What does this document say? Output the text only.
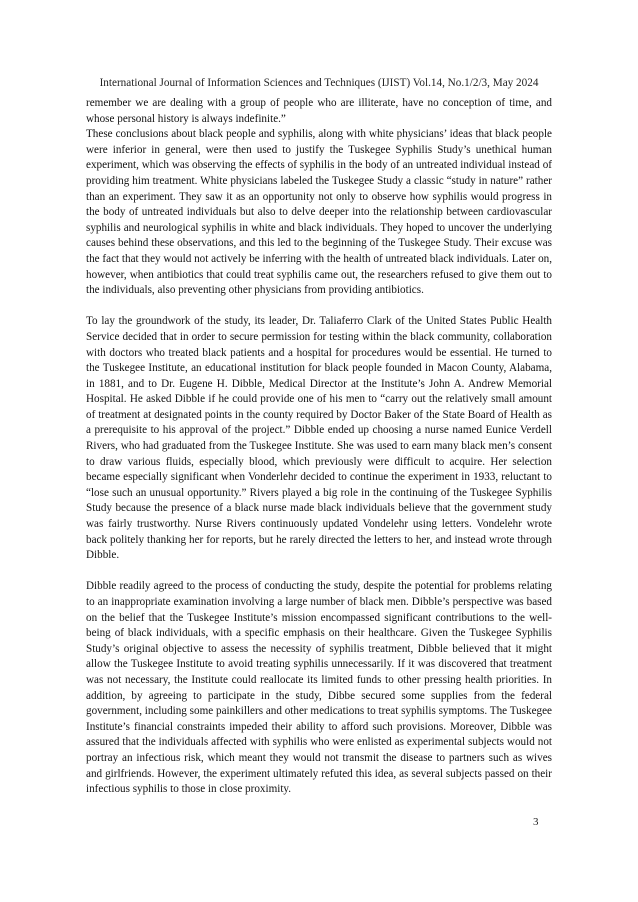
International Journal of Information Sciences and Techniques (IJIST) Vol.14, No.1/2/3, May 2024

remember we are dealing with a group of people who are illiterate, have no conception of time, and whose personal history is always indefinite.”

These conclusions about black people and syphilis, along with white physicians’ ideas that black people were inferior in general, were then used to justify the Tuskegee Syphilis Study’s unethical human experiment, which was observing the effects of syphilis in the body of an untreated individual instead of providing him treatment. White physicians labeled the Tuskegee Study a classic “study in nature” rather than an experiment. They saw it as an opportunity not only to observe how syphilis would progress in the body of untreated individuals but also to delve deeper into the relationship between cardiovascular syphilis and neurological syphilis in white and black individuals. They hoped to uncover the underlying causes behind these observations, and this led to the beginning of the Tuskegee Study. Their excuse was the fact that they would not actively be inferring with the health of untreated black individuals. Later on, however, when antibiotics that could treat syphilis came out, the researchers refused to give them out to the individuals, also preventing other physicians from providing antibiotics.

To lay the groundwork of the study, its leader, Dr. Taliaferro Clark of the United States Public Health Service decided that in order to secure permission for testing within the black community, collaboration with doctors who treated black patients and a hospital for procedures would be essential. He turned to the Tuskegee Institute, an educational institution for black people founded in Macon County, Alabama, in 1881, and to Dr. Eugene H. Dibble, Medical Director at the Institute’s John A. Andrew Memorial Hospital. He asked Dibble if he could provide one of his men to “carry out the relatively small amount of treatment at designated points in the county required by Doctor Baker of the State Board of Health as a prerequisite to his approval of the project.” Dibble ended up choosing a nurse named Eunice Verdell Rivers, who had graduated from the Tuskegee Institute. She was used to earn many black men’s consent to draw various fluids, especially blood, which previously were difficult to acquire. Her selection became especially significant when Vonderlehr decided to continue the experiment in 1933, reluctant to “lose such an unusual opportunity.” Rivers played a big role in the continuing of the Tuskegee Syphilis Study because the presence of a black nurse made black individuals believe that the government study was fairly trustworthy. Nurse Rivers continuously updated Vondelehr using letters. Vondelehr wrote back politely thanking her for reports, but he rarely directed the letters to her, and instead wrote through Dibble.

Dibble readily agreed to the process of conducting the study, despite the potential for problems relating to an inappropriate examination involving a large number of black men. Dibble’s perspective was based on the belief that the Tuskegee Institute’s mission encompassed significant contributions to the well-being of black individuals, with a specific emphasis on their healthcare. Given the Tuskegee Syphilis Study’s original objective to assess the necessity of syphilis treatment, Dibble believed that it might allow the Tuskegee Institute to avoid treating syphilis unnecessarily. If it was discovered that treatment was not necessary, the Institute could reallocate its limited funds to other pressing health priorities. In addition, by agreeing to participate in the study, Dibbe secured some supplies from the federal government, including some painkillers and other medications to treat syphilis symptoms. The Tuskegee Institute’s financial constraints impeded their ability to afford such provisions. Moreover, Dibble was assured that the individuals affected with syphilis who were enlisted as experimental subjects would not portray an infectious risk, which meant they would not transmit the disease to partners such as wives and girlfriends. However, the experiment ultimately refuted this idea, as several subjects passed on their infectious syphilis to those in close proximity.

3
_ _ _ _ _ _ _
> TASK BRIEF
Copy the whole of the material above exactly, and exclude every picture.

> TASK SOLUTION
What does this document say? Output the text only.
International Journal of Information Sciences and Techniques (IJIST) Vol.14, No.1/2/3, May 2024

remember we are dealing with a group of people who are illiterate, have no conception of time, and whose personal history is always indefinite.”

These conclusions about black people and syphilis, along with white physicians’ ideas that black people were inferior in general, were then used to justify the Tuskegee Syphilis Study’s unethical human experiment, which was observing the effects of syphilis in the body of an untreated individual instead of providing him treatment. White physicians labeled the Tuskegee Study a classic “study in nature” rather than an experiment. They saw it as an opportunity not only to observe how syphilis would progress in the body of untreated individuals but also to delve deeper into the relationship between cardiovascular syphilis and neurological syphilis in white and black individuals. They hoped to uncover the underlying causes behind these observations, and this led to the beginning of the Tuskegee Study. Their excuse was the fact that they would not actively be inferring with the health of untreated black individuals. Later on, however, when antibiotics that could treat syphilis came out, the researchers refused to give them out to the individuals, also preventing other physicians from providing antibiotics.

To lay the groundwork of the study, its leader, Dr. Taliaferro Clark of the United States Public Health Service decided that in order to secure permission for testing within the black community, collaboration with doctors who treated black patients and a hospital for procedures would be essential. He turned to the Tuskegee Institute, an educational institution for black people founded in Macon County, Alabama, in 1881, and to Dr. Eugene H. Dibble, Medical Director at the Institute’s John A. Andrew Memorial Hospital. He asked Dibble if he could provide one of his men to “carry out the relatively small amount of treatment at designated points in the county required by Doctor Baker of the State Board of Health as a prerequisite to his approval of the project.” Dibble ended up choosing a nurse named Eunice Verdell Rivers, who had graduated from the Tuskegee Institute. She was used to earn many black men’s consent to draw various fluids, especially blood, which previously were difficult to acquire. Her selection became especially significant when Vonderlehr decided to continue the experiment in 1933, reluctant to “lose such an unusual opportunity.” Rivers played a big role in the continuing of the Tuskegee Syphilis Study because the presence of a black nurse made black individuals believe that the government study was fairly trustworthy. Nurse Rivers continuously updated Vondelehr using letters. Vondelehr wrote back politely thanking her for reports, but he rarely directed the letters to her, and instead wrote through Dibble.

Dibble readily agreed to the process of conducting the study, despite the potential for problems relating to an inappropriate examination involving a large number of black men. Dibble’s perspective was based on the belief that the Tuskegee Institute’s mission encompassed significant contributions to the well-being of black individuals, with a specific emphasis on their healthcare. Given the Tuskegee Syphilis Study’s original objective to assess the necessity of syphilis treatment, Dibble believed that it might allow the Tuskegee Institute to avoid treating syphilis unnecessarily. If it was discovered that treatment was not necessary, the Institute could reallocate its limited funds to other pressing health priorities. In addition, by agreeing to participate in the study, Dibbe secured some supplies from the federal government, including some painkillers and other medications to treat syphilis symptoms. The Tuskegee Institute’s financial constraints impeded their ability to afford such provisions. Moreover, Dibble was assured that the individuals affected with syphilis who were enlisted as experimental subjects would not portray an infectious risk, which meant they would not transmit the disease to partners such as wives and girlfriends. However, the experiment ultimately refuted this idea, as several subjects passed on their infectious syphilis to those in close proximity.

3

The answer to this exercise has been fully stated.